─── MATERIAL FOR THE TASK
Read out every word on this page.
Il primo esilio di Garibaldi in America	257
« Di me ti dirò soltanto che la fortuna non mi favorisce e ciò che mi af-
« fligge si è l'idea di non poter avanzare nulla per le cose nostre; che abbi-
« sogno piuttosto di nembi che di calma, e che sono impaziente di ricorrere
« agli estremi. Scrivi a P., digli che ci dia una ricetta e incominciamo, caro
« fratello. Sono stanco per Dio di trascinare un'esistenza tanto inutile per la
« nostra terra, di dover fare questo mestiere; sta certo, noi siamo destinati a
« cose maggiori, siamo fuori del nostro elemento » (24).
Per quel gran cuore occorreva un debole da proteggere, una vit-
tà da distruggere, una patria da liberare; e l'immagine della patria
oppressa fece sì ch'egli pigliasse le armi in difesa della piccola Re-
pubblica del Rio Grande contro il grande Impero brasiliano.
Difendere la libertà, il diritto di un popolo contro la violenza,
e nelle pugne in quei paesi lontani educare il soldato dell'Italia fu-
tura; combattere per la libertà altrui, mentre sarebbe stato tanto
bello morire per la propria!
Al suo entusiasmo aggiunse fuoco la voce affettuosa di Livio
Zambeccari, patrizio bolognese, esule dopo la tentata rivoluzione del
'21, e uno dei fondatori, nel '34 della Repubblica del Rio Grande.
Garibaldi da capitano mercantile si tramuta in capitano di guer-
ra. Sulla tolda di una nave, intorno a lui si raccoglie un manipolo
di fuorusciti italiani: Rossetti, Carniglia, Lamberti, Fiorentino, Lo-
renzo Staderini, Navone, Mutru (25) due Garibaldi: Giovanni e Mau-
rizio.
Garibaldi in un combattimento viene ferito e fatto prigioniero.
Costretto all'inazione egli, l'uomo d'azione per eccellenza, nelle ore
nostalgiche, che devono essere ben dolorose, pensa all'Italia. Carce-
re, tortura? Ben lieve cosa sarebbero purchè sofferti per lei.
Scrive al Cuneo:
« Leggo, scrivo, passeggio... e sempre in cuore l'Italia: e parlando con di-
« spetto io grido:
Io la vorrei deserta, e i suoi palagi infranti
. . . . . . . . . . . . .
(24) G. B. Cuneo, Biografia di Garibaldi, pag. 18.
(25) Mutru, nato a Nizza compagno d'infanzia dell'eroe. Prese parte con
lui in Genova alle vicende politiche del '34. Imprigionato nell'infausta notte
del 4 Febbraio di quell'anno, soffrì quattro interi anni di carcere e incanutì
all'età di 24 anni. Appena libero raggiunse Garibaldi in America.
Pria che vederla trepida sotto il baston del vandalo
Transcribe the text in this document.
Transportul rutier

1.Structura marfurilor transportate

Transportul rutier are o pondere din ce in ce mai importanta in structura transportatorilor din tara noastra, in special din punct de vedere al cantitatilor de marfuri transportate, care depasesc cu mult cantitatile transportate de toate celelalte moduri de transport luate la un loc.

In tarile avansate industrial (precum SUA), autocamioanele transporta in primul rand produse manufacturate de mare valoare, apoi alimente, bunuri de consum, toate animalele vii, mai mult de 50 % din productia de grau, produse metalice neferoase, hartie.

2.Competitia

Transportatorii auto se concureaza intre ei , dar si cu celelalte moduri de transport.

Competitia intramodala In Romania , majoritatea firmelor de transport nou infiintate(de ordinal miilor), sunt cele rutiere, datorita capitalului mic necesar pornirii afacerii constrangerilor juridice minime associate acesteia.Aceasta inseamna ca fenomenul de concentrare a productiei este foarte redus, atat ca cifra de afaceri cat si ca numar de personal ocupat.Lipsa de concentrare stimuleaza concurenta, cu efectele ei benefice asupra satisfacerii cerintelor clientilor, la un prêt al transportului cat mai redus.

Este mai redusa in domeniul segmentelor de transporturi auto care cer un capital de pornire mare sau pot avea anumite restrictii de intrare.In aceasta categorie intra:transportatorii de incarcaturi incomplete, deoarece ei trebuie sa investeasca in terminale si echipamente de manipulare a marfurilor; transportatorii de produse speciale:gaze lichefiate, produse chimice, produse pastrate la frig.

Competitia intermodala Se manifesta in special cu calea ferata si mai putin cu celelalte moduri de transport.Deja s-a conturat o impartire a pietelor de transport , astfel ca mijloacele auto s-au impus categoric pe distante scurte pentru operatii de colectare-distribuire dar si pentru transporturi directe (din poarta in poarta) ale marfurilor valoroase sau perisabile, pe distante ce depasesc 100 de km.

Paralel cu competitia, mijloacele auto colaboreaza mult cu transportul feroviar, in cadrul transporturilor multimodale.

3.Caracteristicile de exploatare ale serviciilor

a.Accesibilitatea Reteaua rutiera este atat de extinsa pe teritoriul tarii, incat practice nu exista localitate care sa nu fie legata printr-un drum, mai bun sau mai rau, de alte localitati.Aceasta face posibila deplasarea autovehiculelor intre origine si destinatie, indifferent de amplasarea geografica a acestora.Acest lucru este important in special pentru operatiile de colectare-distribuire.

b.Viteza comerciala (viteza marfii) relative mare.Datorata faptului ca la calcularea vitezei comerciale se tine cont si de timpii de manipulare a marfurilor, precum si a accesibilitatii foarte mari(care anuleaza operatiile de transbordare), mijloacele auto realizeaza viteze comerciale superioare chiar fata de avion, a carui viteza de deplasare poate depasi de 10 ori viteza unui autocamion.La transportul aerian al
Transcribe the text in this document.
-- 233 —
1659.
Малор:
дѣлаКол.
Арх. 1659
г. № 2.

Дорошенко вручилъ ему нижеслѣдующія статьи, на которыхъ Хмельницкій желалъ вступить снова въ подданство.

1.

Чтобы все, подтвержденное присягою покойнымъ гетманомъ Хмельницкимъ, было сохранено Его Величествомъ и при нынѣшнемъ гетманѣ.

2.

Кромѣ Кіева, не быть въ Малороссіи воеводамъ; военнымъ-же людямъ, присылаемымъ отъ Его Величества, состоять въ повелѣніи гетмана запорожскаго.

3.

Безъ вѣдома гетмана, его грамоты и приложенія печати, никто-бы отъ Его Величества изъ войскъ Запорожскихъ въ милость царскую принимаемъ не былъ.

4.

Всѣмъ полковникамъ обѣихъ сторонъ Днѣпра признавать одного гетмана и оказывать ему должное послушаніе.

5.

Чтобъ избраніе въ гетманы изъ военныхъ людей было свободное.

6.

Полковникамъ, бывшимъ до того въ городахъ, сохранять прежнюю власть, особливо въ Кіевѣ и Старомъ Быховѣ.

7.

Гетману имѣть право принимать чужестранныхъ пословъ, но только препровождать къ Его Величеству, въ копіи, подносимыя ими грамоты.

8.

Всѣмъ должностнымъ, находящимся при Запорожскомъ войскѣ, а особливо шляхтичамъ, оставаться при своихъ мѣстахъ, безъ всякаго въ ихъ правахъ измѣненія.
──────
**INSTRUCTIONS TO FOLLOW**
How many lines in the listing contain "Garibaldi"? Answer with the number alone.

**WORKED ANSWER**
6